Filter for the word "phone" and keep each matching line.
....
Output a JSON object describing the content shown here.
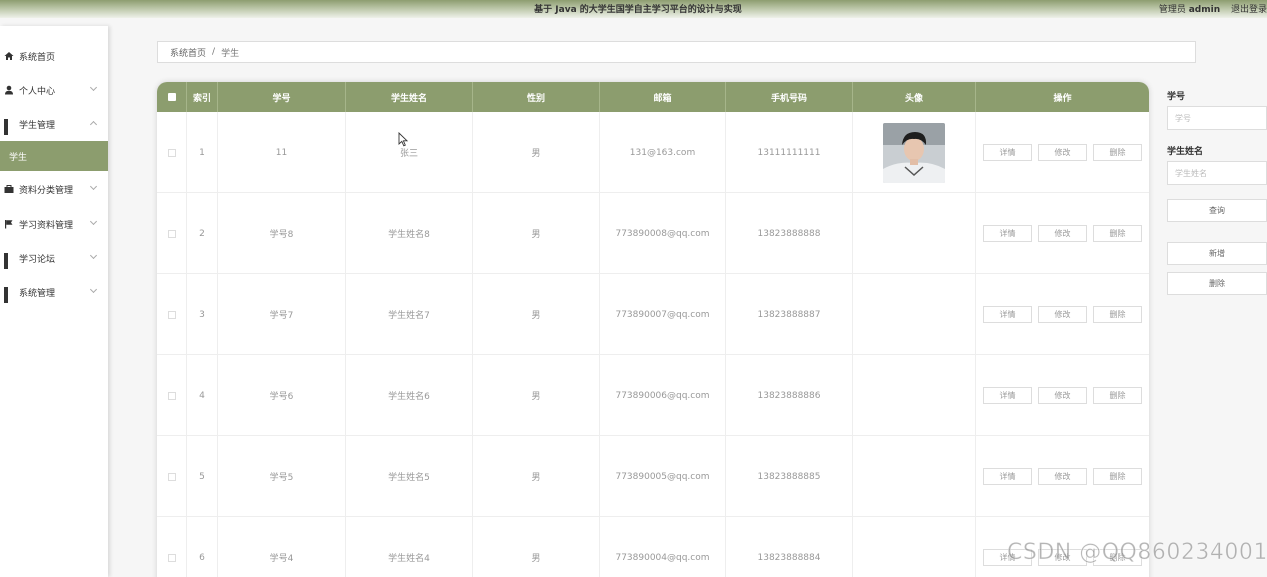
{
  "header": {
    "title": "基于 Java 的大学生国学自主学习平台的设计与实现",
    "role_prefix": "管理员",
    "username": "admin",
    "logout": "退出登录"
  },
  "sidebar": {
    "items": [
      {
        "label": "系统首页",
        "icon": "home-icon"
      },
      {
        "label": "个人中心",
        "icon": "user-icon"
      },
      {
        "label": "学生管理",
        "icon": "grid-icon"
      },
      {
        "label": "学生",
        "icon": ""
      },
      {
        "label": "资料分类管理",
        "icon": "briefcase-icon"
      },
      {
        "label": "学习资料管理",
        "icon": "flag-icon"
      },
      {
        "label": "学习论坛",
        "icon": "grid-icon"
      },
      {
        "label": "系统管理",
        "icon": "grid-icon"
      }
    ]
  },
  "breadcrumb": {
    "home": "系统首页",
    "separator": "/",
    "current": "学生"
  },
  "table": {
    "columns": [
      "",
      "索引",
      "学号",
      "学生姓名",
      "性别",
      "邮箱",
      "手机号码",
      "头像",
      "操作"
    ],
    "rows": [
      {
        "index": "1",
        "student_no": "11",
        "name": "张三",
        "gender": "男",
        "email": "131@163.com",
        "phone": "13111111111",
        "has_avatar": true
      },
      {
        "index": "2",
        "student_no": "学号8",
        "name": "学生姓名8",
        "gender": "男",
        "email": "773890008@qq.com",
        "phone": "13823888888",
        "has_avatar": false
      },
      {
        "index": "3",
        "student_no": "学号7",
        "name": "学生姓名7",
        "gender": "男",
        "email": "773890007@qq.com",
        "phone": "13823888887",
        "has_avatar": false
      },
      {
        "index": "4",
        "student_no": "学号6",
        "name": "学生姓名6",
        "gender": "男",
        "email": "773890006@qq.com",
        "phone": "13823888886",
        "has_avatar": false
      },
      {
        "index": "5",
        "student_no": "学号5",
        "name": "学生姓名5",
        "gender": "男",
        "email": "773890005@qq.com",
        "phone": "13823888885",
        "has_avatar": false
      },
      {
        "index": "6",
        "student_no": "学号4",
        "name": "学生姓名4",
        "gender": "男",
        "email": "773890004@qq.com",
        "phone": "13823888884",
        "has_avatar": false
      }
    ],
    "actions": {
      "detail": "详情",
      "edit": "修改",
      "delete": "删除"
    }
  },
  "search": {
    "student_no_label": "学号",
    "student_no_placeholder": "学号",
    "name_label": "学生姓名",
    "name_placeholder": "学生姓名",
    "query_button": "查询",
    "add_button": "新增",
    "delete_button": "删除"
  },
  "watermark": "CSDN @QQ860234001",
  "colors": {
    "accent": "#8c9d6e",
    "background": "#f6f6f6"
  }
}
....
● **RESULT OF THE EXERCISE**:
        "phone": "13111111111",
        "phone": "13823888888",
        "phone": "13823888887",
        "phone": "13823888886",
        "phone": "13823888885",
        "phone": "13823888884",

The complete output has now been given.